Exercise details:
In your copy, leave out the pictures; write out all the data exactly.

Figure data in JSON
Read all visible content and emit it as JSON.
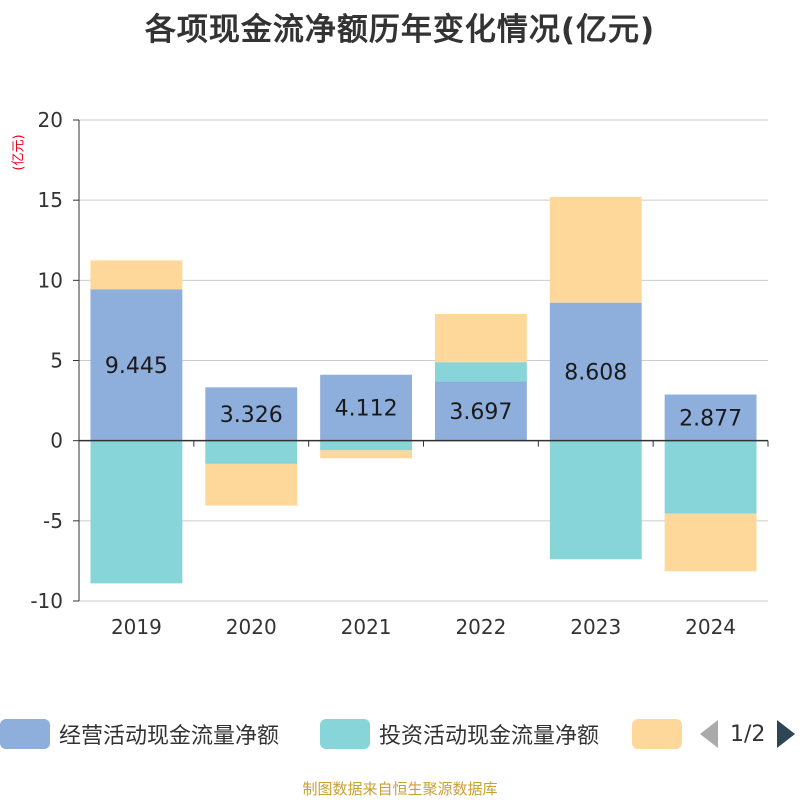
{
  "title": "各项现金流净额历年变化情况(亿元)",
  "unit": "(亿元)",
  "source": "制图数据来自恒生聚源数据库",
  "pager": {
    "text": "1/2"
  },
  "chart_data": {
    "type": "bar",
    "stacked": true,
    "title": "各项现金流净额历年变化情况(亿元)",
    "ylabel": "(亿元)",
    "ylim": [
      -10,
      20
    ],
    "yticks": [
      20,
      15,
      10,
      5,
      0,
      -5,
      -10
    ],
    "grid": true,
    "legend_position": "bottom",
    "categories": [
      "2019",
      "2020",
      "2021",
      "2022",
      "2023",
      "2024"
    ],
    "series": [
      {
        "name": "经营活动现金流量净额",
        "color": "#8eaedb",
        "values": [
          9.445,
          3.326,
          4.112,
          3.697,
          8.608,
          2.877
        ],
        "show_labels": true
      },
      {
        "name": "投资活动现金流量净额",
        "color": "#87d5d9",
        "values": [
          -8.9,
          -1.45,
          -0.6,
          1.2,
          -7.4,
          -4.55
        ],
        "show_labels": false
      },
      {
        "name": "",
        "color": "#fed89a",
        "values": [
          1.8,
          -2.6,
          -0.5,
          3.0,
          6.6,
          -3.6
        ],
        "show_labels": false
      }
    ]
  }
}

Task output:
Read all visible content and emit it as JSON.
{
  "title": "各项现金流净额历年变化情况(亿元)",
  "unit": "(亿元)",
  "source": "制图数据来自恒生聚源数据库",
  "pager": {
    "text": "1/2"
  },
  "chart_data": {
    "type": "bar",
    "stacked": true,
    "title": "各项现金流净额历年变化情况(亿元)",
    "ylabel": "(亿元)",
    "ylim": [
      -10,
      20
    ],
    "yticks": [
      20,
      15,
      10,
      5,
      0,
      -5,
      -10
    ],
    "grid": true,
    "legend_position": "bottom",
    "categories": [
      "2019",
      "2020",
      "2021",
      "2022",
      "2023",
      "2024"
    ],
    "series": [
      {
        "name": "经营活动现金流量净额",
        "color": "#8eaedb",
        "values": [
          9.445,
          3.326,
          4.112,
          3.697,
          8.608,
          2.877
        ],
        "show_labels": true
      },
      {
        "name": "投资活动现金流量净额",
        "color": "#87d5d9",
        "values": [
          -8.9,
          -1.45,
          -0.6,
          1.2,
          -7.4,
          -4.55
        ],
        "show_labels": false
      },
      {
        "name": "",
        "color": "#fed89a",
        "values": [
          1.8,
          -2.6,
          -0.5,
          3.0,
          6.6,
          -3.6
        ],
        "show_labels": false
      }
    ]
  }
}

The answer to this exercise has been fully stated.